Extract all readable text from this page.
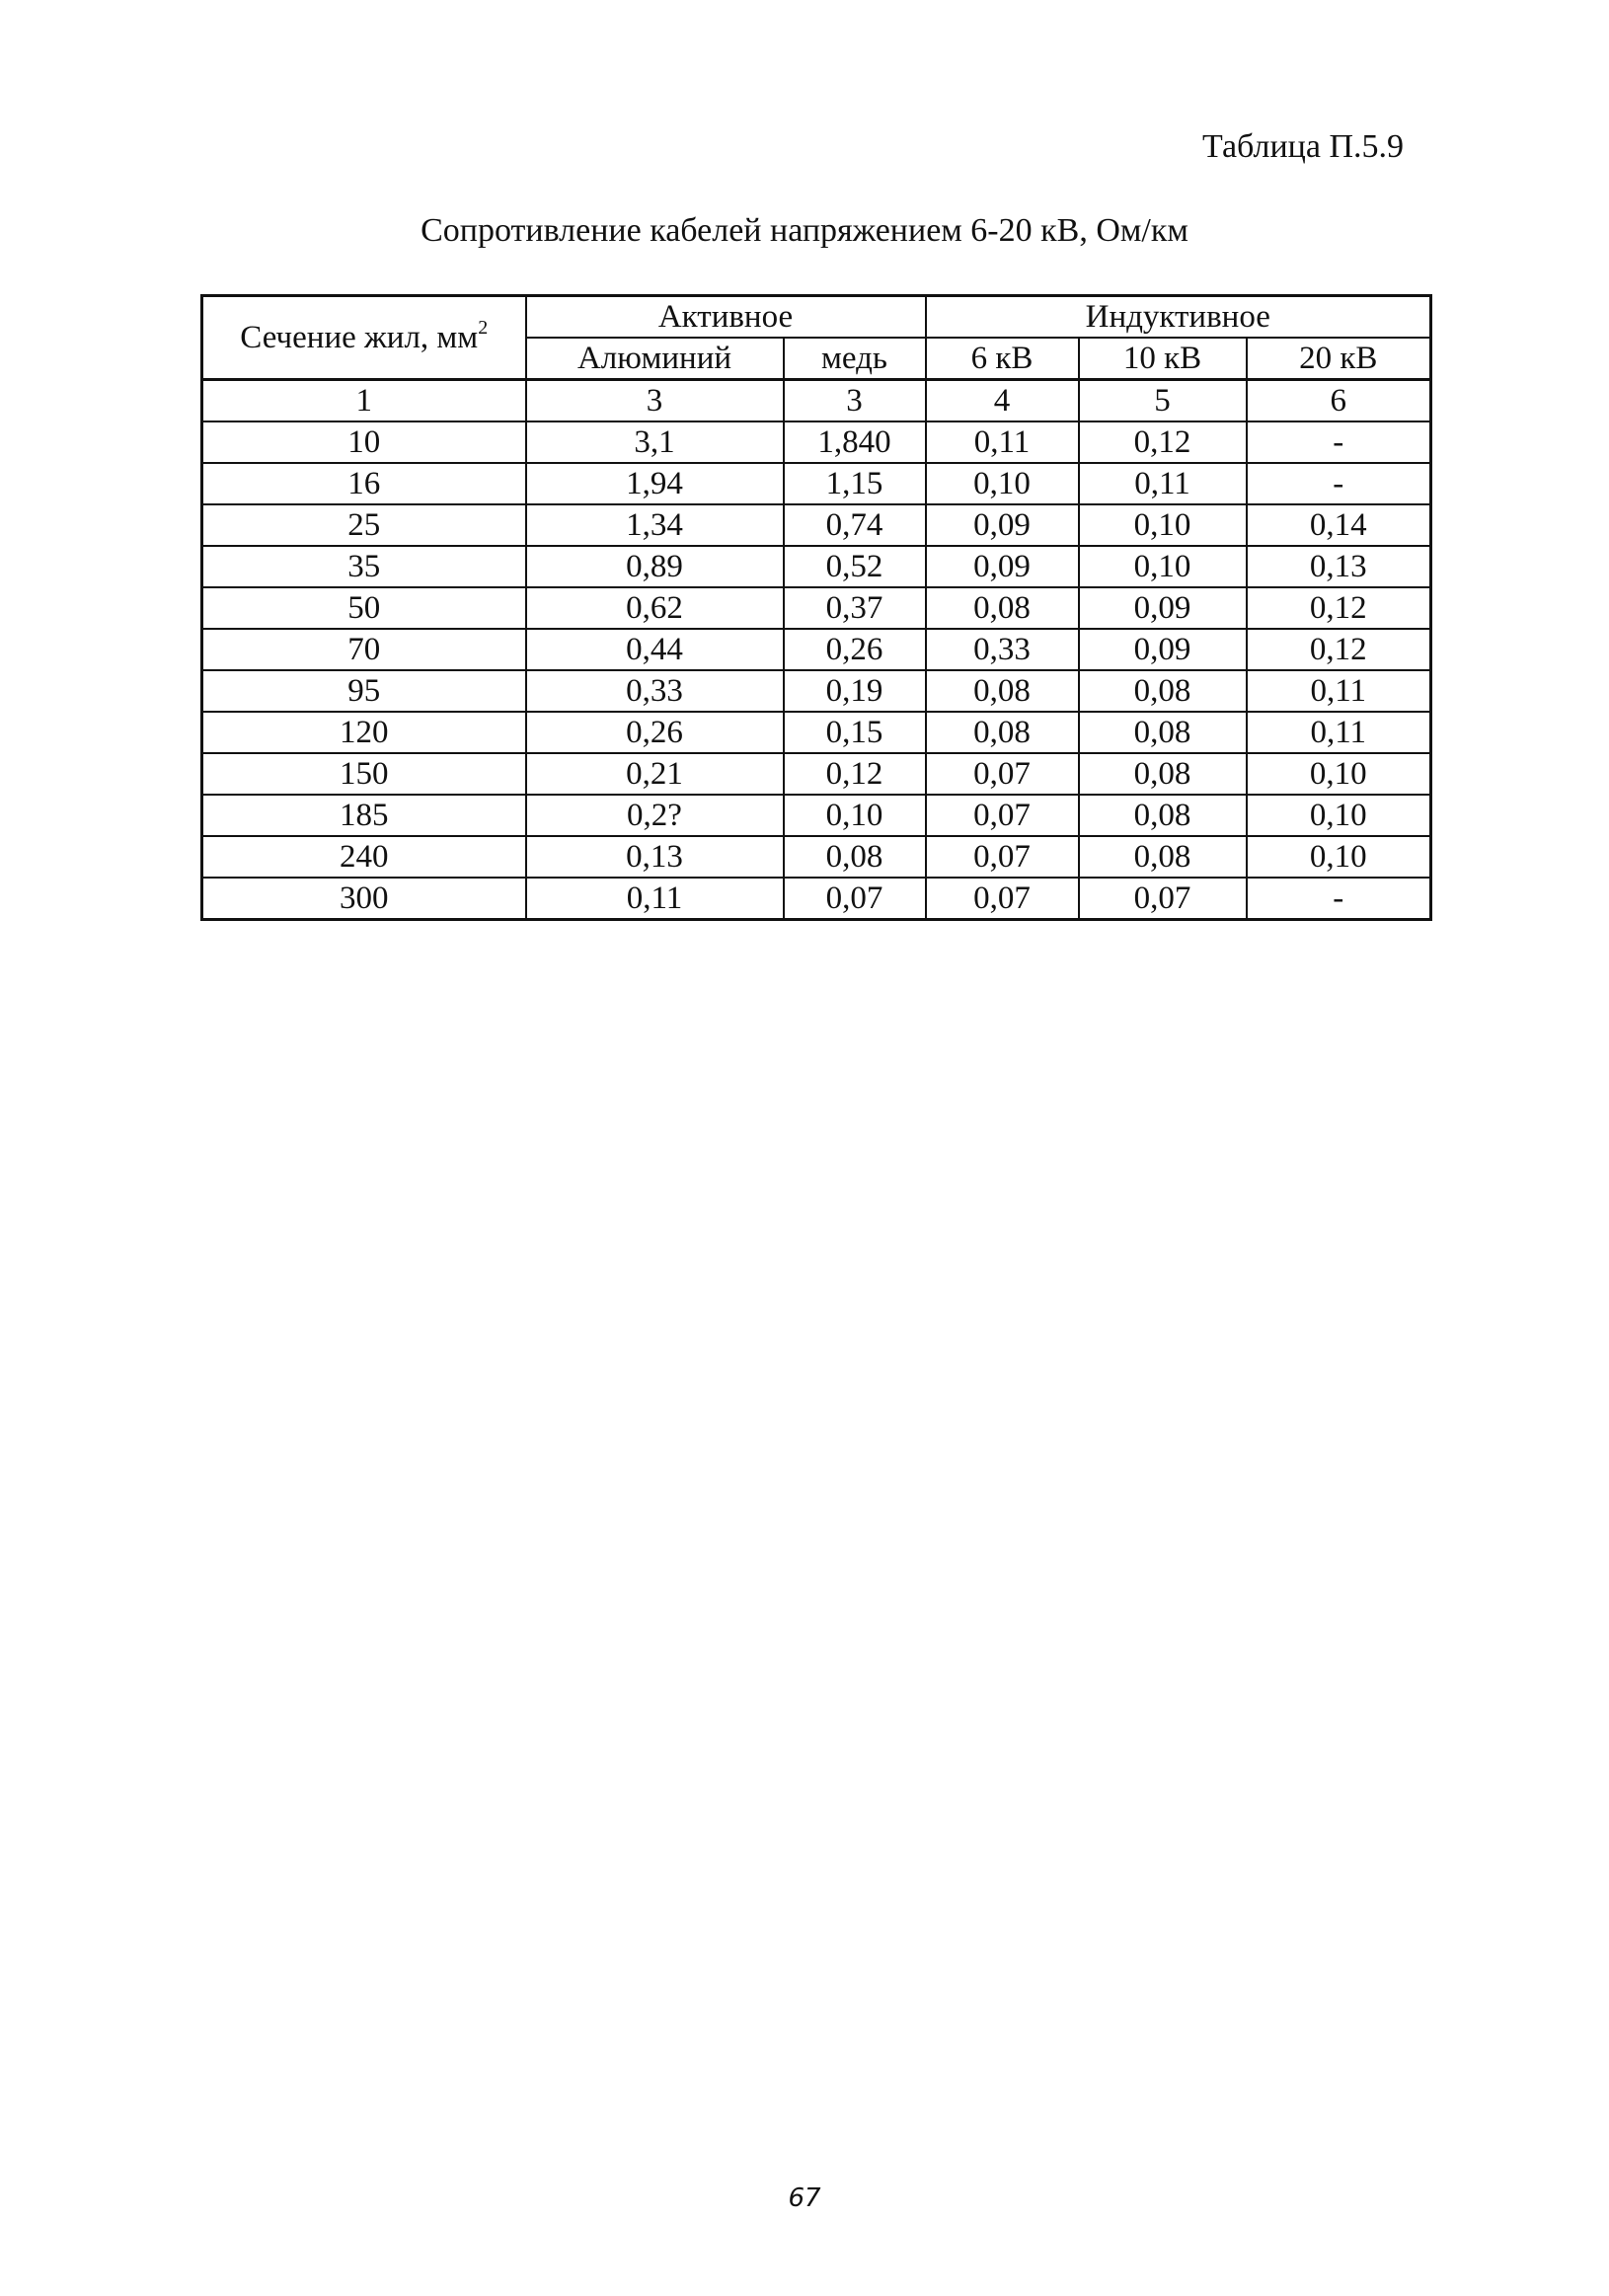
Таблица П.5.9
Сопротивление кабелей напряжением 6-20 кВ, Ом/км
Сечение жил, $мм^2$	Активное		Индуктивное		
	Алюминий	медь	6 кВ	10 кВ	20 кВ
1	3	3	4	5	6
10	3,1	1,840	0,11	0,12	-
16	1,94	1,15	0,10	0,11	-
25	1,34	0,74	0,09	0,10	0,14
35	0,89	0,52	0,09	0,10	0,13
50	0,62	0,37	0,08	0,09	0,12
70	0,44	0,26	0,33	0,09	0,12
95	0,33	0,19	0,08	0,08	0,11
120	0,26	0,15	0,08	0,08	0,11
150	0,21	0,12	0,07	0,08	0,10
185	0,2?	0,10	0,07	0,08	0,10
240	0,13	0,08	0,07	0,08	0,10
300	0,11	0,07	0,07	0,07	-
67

____________

▸ **Given exercise**
The pictures in the entries should be left out; output everything else exactly.

▸ **Worked solution**
Extract all readable text from this page.
Таблица П.5.9
Сопротивление кабелей напряжением 6-20 кВ, Ом/км
Сечение жил, $мм^2$	Активное		Индуктивное		
	Алюминий	медь	6 кВ	10 кВ	20 кВ
1	3	3	4	5	6
10	3,1	1,840	0,11	0,12	-
16	1,94	1,15	0,10	0,11	-
25	1,34	0,74	0,09	0,10	0,14
35	0,89	0,52	0,09	0,10	0,13
50	0,62	0,37	0,08	0,09	0,12
70	0,44	0,26	0,33	0,09	0,12
95	0,33	0,19	0,08	0,08	0,11
120	0,26	0,15	0,08	0,08	0,11
150	0,21	0,12	0,07	0,08	0,10
185	0,2?	0,10	0,07	0,08	0,10
240	0,13	0,08	0,07	0,08	0,10
300	0,11	0,07	0,07	0,07	-
67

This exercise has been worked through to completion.